EXERCISE GOAL → Extract the lines that hold the string "label".

==*==

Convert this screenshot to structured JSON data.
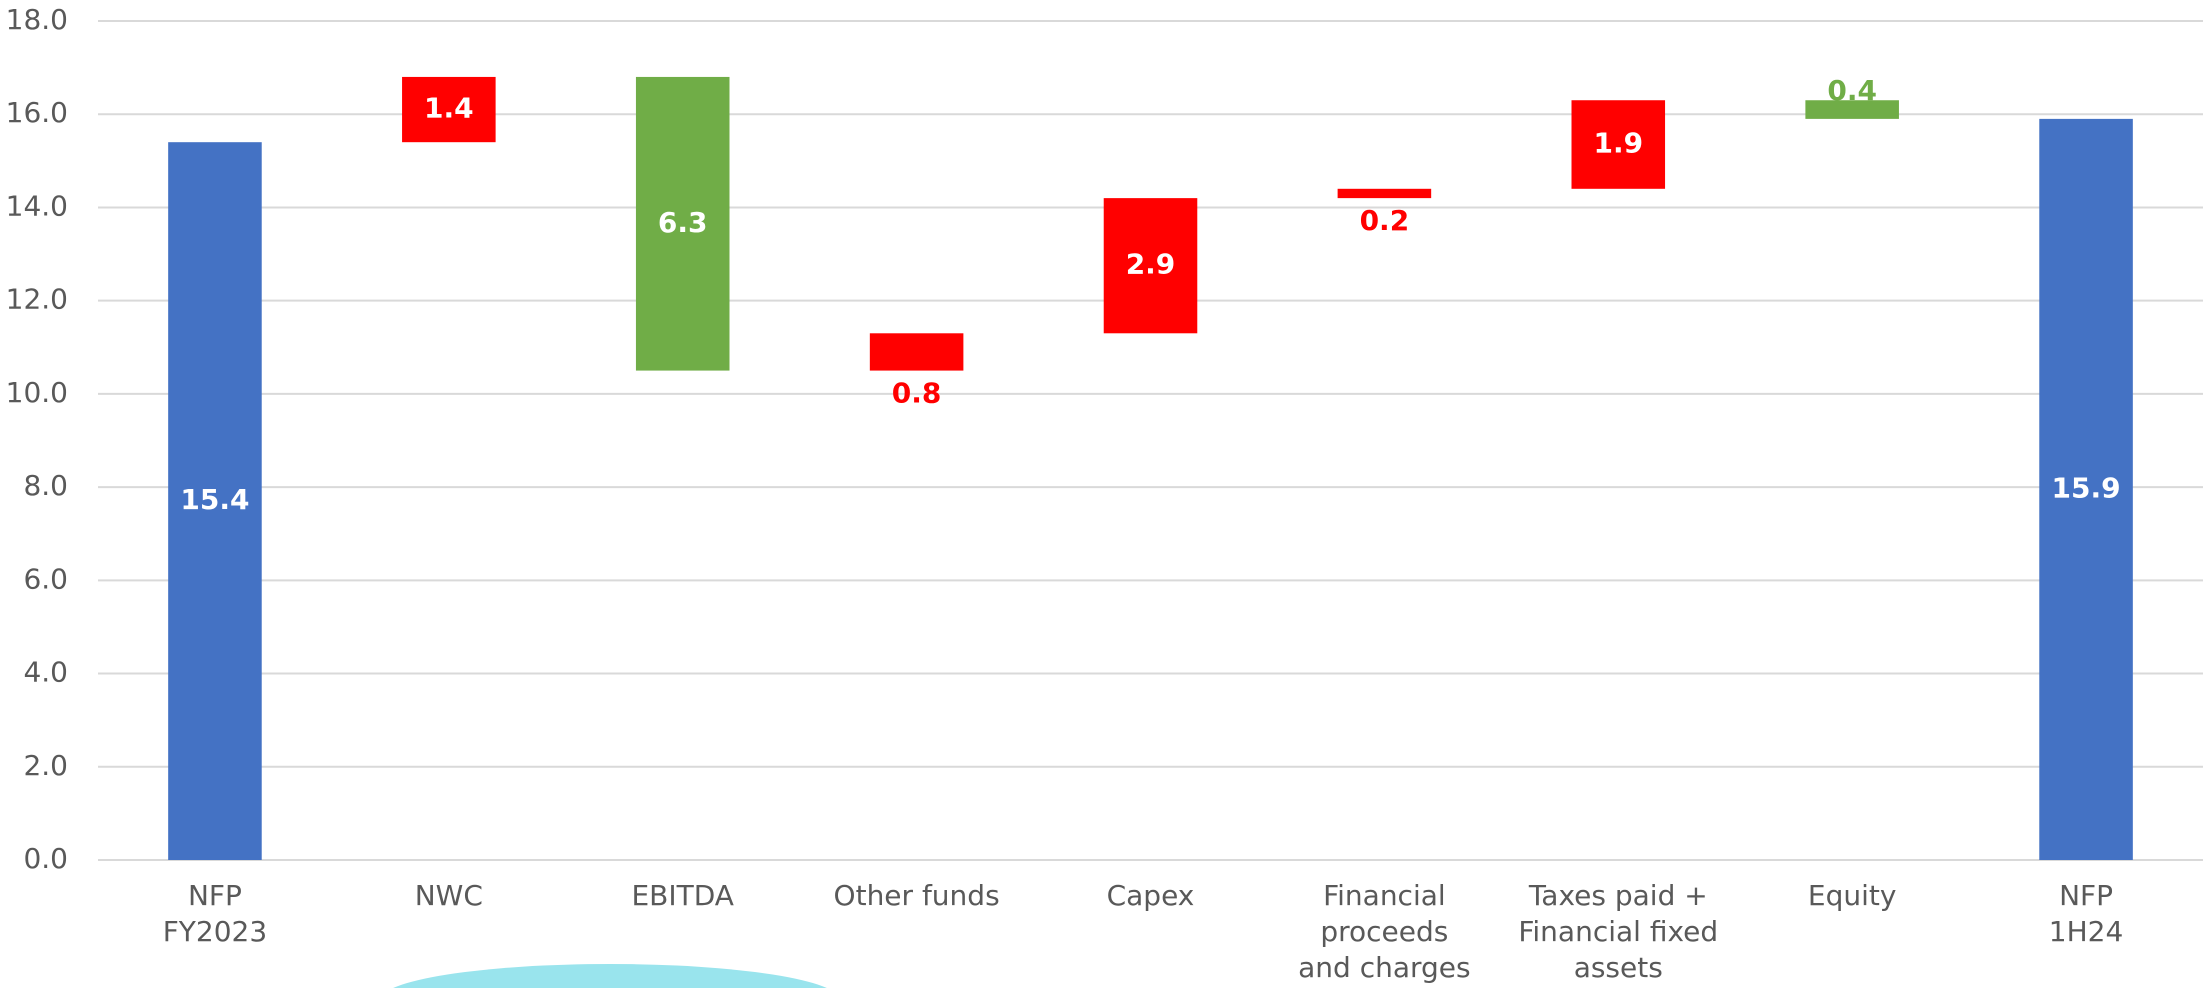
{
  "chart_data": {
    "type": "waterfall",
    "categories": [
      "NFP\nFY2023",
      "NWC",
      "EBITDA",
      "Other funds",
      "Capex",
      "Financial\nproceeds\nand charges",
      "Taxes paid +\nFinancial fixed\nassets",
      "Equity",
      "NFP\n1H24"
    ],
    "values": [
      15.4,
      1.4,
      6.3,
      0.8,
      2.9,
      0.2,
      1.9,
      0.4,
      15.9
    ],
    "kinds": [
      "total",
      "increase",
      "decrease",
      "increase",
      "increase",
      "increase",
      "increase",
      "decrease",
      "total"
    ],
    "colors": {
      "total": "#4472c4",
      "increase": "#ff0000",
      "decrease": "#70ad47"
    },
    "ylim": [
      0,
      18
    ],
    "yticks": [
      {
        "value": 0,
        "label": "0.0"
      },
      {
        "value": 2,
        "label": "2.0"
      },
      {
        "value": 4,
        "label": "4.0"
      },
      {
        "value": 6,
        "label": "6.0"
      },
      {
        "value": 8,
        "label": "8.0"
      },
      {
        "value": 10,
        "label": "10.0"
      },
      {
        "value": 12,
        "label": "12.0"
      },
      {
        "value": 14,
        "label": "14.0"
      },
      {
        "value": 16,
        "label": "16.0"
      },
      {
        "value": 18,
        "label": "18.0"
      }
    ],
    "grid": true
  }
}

==*==

EXERCISE OUTPUT →
        "label": "0.0"
        "label": "2.0"
        "label": "4.0"
        "label": "6.0"
        "label": "8.0"
        "label": "10.0"
        "label": "12.0"
        "label": "14.0"
        "label": "16.0"
        "label": "18.0"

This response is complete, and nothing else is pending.